Update the items below by replacing "bounding boxes" with "box coordinates" and leaving everything else unchanged. Leave out the pictures.

▶ DATA FOR THIS TASK
_ _ _

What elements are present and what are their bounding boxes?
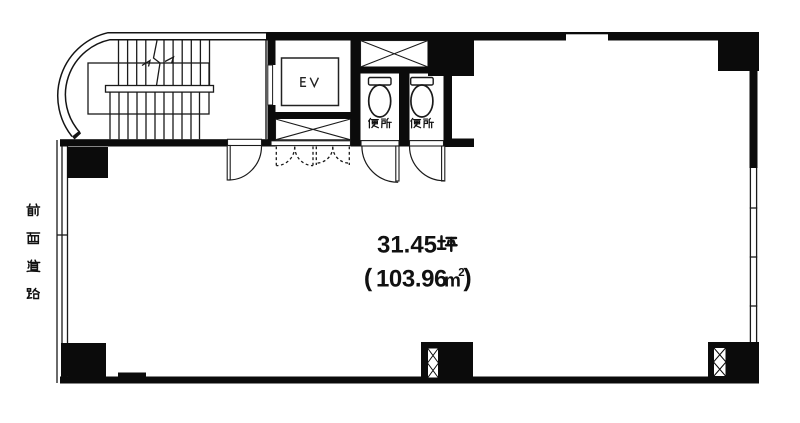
svg-text:(: ( <box>364 264 373 292</box>
svg-text:103.96: 103.96 <box>376 266 447 293</box>
svg-text:): ) <box>463 264 471 292</box>
svg-text:31.45: 31.45 <box>377 232 437 259</box>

_ _ _

▶ REPLY TO THE TASK
What elements are present and what are their box coordinates?
svg-text:(: ( <box>364 264 373 292</box>
svg-text:103.96: 103.96 <box>376 266 447 293</box>
svg-text:): ) <box>463 264 471 292</box>
svg-text:31.45: 31.45 <box>377 232 437 259</box>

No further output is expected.